=== TASK TO CARRY OUT ===
Retype each entry. Leave nothing out.

Collected data:
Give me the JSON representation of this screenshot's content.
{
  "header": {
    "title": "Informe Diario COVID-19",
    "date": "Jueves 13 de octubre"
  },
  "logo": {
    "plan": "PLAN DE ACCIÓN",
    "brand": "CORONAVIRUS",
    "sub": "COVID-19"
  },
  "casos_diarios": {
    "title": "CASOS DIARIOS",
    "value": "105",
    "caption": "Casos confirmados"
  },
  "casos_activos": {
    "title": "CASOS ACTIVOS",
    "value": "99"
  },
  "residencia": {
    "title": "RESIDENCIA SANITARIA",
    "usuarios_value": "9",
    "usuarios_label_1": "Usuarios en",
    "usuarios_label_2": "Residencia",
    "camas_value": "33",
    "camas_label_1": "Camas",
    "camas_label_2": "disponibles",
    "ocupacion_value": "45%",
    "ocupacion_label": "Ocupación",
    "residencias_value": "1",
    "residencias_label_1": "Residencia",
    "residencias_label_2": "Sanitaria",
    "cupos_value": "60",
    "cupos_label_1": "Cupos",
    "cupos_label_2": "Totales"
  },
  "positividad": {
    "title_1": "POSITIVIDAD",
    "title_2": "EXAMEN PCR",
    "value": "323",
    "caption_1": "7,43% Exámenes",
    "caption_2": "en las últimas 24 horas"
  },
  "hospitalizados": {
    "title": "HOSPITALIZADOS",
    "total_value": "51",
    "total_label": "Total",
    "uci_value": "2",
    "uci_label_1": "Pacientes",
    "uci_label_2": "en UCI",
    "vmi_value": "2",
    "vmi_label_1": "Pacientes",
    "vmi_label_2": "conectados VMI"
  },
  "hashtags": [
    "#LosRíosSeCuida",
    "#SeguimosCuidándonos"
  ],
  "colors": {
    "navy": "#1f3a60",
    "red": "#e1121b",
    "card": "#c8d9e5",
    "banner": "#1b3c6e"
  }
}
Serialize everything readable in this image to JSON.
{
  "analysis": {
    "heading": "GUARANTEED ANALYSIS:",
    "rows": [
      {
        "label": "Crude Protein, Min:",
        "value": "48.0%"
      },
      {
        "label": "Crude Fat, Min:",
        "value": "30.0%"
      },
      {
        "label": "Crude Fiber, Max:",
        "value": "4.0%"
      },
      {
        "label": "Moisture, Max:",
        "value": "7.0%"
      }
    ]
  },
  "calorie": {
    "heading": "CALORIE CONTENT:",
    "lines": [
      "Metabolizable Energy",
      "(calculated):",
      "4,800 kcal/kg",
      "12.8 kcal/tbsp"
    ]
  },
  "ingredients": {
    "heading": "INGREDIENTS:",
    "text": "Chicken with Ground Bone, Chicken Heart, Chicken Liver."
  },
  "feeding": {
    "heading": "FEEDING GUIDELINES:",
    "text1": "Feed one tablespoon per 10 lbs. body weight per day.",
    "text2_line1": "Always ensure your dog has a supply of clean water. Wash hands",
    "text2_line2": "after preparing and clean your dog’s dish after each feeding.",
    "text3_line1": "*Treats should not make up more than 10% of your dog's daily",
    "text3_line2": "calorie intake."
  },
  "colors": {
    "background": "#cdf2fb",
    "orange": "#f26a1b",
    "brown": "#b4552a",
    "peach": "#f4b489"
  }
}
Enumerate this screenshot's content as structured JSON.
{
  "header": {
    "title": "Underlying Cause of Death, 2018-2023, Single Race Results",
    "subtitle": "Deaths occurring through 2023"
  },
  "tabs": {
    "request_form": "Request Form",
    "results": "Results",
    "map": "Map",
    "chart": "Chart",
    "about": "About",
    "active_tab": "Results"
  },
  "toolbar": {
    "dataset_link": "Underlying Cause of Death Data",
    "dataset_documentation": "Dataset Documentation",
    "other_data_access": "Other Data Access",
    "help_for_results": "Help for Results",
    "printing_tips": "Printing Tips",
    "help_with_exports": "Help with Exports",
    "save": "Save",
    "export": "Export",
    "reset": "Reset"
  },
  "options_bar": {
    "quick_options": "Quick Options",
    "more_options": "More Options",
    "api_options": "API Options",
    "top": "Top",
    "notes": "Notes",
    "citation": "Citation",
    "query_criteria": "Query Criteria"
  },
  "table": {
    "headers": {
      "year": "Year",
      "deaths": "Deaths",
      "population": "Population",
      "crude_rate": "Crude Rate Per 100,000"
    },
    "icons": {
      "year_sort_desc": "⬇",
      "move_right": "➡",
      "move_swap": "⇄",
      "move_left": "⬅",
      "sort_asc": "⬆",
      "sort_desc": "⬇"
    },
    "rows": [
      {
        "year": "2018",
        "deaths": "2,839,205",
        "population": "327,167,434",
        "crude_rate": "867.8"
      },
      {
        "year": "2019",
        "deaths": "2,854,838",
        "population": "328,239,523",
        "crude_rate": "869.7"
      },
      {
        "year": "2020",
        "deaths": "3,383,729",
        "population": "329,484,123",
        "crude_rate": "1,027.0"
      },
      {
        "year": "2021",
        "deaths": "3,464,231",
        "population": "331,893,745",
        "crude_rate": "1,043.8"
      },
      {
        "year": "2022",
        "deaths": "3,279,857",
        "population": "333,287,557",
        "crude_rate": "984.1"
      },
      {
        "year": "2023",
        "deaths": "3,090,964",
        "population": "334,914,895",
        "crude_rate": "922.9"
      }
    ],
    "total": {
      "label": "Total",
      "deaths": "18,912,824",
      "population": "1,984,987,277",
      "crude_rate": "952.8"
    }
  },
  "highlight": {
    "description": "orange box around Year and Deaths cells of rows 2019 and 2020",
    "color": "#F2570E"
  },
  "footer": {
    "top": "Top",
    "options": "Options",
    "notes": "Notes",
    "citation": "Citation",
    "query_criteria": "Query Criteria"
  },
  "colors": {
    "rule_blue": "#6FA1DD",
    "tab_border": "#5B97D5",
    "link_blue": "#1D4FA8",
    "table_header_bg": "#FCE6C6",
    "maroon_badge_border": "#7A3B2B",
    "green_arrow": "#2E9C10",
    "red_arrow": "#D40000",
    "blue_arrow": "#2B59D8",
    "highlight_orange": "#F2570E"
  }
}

=== PROBLEM SOLUTION ===
Give me the JSON representation of this screenshot's content.
{
  "header": {
    "title": "Informe Diario COVID-19",
    "date": "Jueves 13 de octubre"
  },
  "logo": {
    "plan": "PLAN DE ACCIÓN",
    "brand": "CORONAVIRUS",
    "sub": "COVID-19"
  },
  "casos_diarios": {
    "title": "CASOS DIARIOS",
    "value": "105",
    "caption": "Casos confirmados"
  },
  "casos_activos": {
    "title": "CASOS ACTIVOS",
    "value": "99"
  },
  "residencia": {
    "title": "RESIDENCIA SANITARIA",
    "usuarios_value": "9",
    "usuarios_label_1": "Usuarios en",
    "usuarios_label_2": "Residencia",
    "camas_value": "33",
    "camas_label_1": "Camas",
    "camas_label_2": "disponibles",
    "ocupacion_value": "45%",
    "ocupacion_label": "Ocupación",
    "residencias_value": "1",
    "residencias_label_1": "Residencia",
    "residencias_label_2": "Sanitaria",
    "cupos_value": "60",
    "cupos_label_1": "Cupos",
    "cupos_label_2": "Totales"
  },
  "positividad": {
    "title_1": "POSITIVIDAD",
    "title_2": "EXAMEN PCR",
    "value": "323",
    "caption_1": "7,43% Exámenes",
    "caption_2": "en las últimas 24 horas"
  },
  "hospitalizados": {
    "title": "HOSPITALIZADOS",
    "total_value": "51",
    "total_label": "Total",
    "uci_value": "2",
    "uci_label_1": "Pacientes",
    "uci_label_2": "en UCI",
    "vmi_value": "2",
    "vmi_label_1": "Pacientes",
    "vmi_label_2": "conectados VMI"
  },
  "hashtags": [
    "#LosRíosSeCuida",
    "#SeguimosCuidándonos"
  ],
  "colors": {
    "navy": "#1f3a60",
    "red": "#e1121b",
    "card": "#c8d9e5",
    "banner": "#1b3c6e"
  }
}
Serialize everything readable in this image to JSON.
{
  "analysis": {
    "heading": "GUARANTEED ANALYSIS:",
    "rows": [
      {
        "label": "Crude Protein, Min:",
        "value": "48.0%"
      },
      {
        "label": "Crude Fat, Min:",
        "value": "30.0%"
      },
      {
        "label": "Crude Fiber, Max:",
        "value": "4.0%"
      },
      {
        "label": "Moisture, Max:",
        "value": "7.0%"
      }
    ]
  },
  "calorie": {
    "heading": "CALORIE CONTENT:",
    "lines": [
      "Metabolizable Energy",
      "(calculated):",
      "4,800 kcal/kg",
      "12.8 kcal/tbsp"
    ]
  },
  "ingredients": {
    "heading": "INGREDIENTS:",
    "text": "Chicken with Ground Bone, Chicken Heart, Chicken Liver."
  },
  "feeding": {
    "heading": "FEEDING GUIDELINES:",
    "text1": "Feed one tablespoon per 10 lbs. body weight per day.",
    "text2_line1": "Always ensure your dog has a supply of clean water. Wash hands",
    "text2_line2": "after preparing and clean your dog’s dish after each feeding.",
    "text3_line1": "*Treats should not make up more than 10% of your dog's daily",
    "text3_line2": "calorie intake."
  },
  "colors": {
    "background": "#cdf2fb",
    "orange": "#f26a1b",
    "brown": "#b4552a",
    "peach": "#f4b489"
  }
}
Enumerate this screenshot's content as structured JSON.
{
  "header": {
    "title": "Underlying Cause of Death, 2018-2023, Single Race Results",
    "subtitle": "Deaths occurring through 2023"
  },
  "tabs": {
    "request_form": "Request Form",
    "results": "Results",
    "map": "Map",
    "chart": "Chart",
    "about": "About",
    "active_tab": "Results"
  },
  "toolbar": {
    "dataset_link": "Underlying Cause of Death Data",
    "dataset_documentation": "Dataset Documentation",
    "other_data_access": "Other Data Access",
    "help_for_results": "Help for Results",
    "printing_tips": "Printing Tips",
    "help_with_exports": "Help with Exports",
    "save": "Save",
    "export": "Export",
    "reset": "Reset"
  },
  "options_bar": {
    "quick_options": "Quick Options",
    "more_options": "More Options",
    "api_options": "API Options",
    "top": "Top",
    "notes": "Notes",
    "citation": "Citation",
    "query_criteria": "Query Criteria"
  },
  "table": {
    "headers": {
      "year": "Year",
      "deaths": "Deaths",
      "population": "Population",
      "crude_rate": "Crude Rate Per 100,000"
    },
    "icons": {
      "year_sort_desc": "⬇",
      "move_right": "➡",
      "move_swap": "⇄",
      "move_left": "⬅",
      "sort_asc": "⬆",
      "sort_desc": "⬇"
    },
    "rows": [
      {
        "year": "2018",
        "deaths": "2,839,205",
        "population": "327,167,434",
        "crude_rate": "867.8"
      },
      {
        "year": "2019",
        "deaths": "2,854,838",
        "population": "328,239,523",
        "crude_rate": "869.7"
      },
      {
        "year": "2020",
        "deaths": "3,383,729",
        "population": "329,484,123",
        "crude_rate": "1,027.0"
      },
      {
        "year": "2021",
        "deaths": "3,464,231",
        "population": "331,893,745",
        "crude_rate": "1,043.8"
      },
      {
        "year": "2022",
        "deaths": "3,279,857",
        "population": "333,287,557",
        "crude_rate": "984.1"
      },
      {
        "year": "2023",
        "deaths": "3,090,964",
        "population": "334,914,895",
        "crude_rate": "922.9"
      }
    ],
    "total": {
      "label": "Total",
      "deaths": "18,912,824",
      "population": "1,984,987,277",
      "crude_rate": "952.8"
    }
  },
  "highlight": {
    "description": "orange box around Year and Deaths cells of rows 2019 and 2020",
    "color": "#F2570E"
  },
  "footer": {
    "top": "Top",
    "options": "Options",
    "notes": "Notes",
    "citation": "Citation",
    "query_criteria": "Query Criteria"
  },
  "colors": {
    "rule_blue": "#6FA1DD",
    "tab_border": "#5B97D5",
    "link_blue": "#1D4FA8",
    "table_header_bg": "#FCE6C6",
    "maroon_badge_border": "#7A3B2B",
    "green_arrow": "#2E9C10",
    "red_arrow": "#D40000",
    "blue_arrow": "#2B59D8",
    "highlight_orange": "#F2570E"
  }
}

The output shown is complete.